[Stored data entries]

## begin

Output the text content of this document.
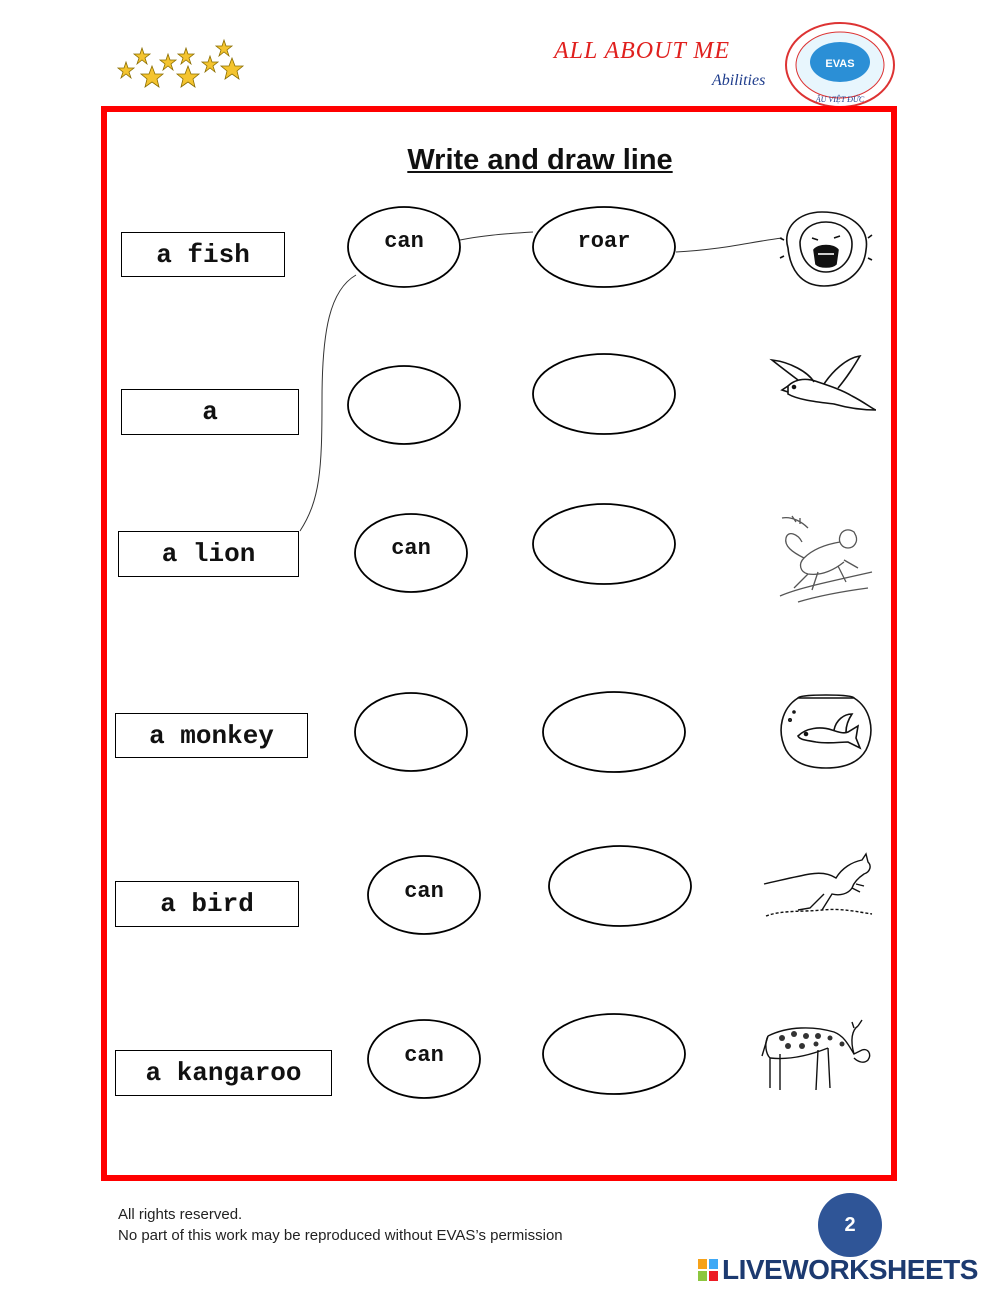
ALL ABOUT ME
Abilities
EVAS
ÂU VIỆT ĐỨC
Write and draw line
a fish
a
a lion
a monkey
a bird
a kangaroo
can	roar
can
can
can
All rights reserved.
No part of this work may be reproduced without EVAS’s permission	2
LIVEWORKSHEETS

## end

> [Short problem]
For the listing above, identify each line bearing "this".

> [Final result]
Output the text content of this document.
No part of this work may be reproduced without EVAS’s permission	2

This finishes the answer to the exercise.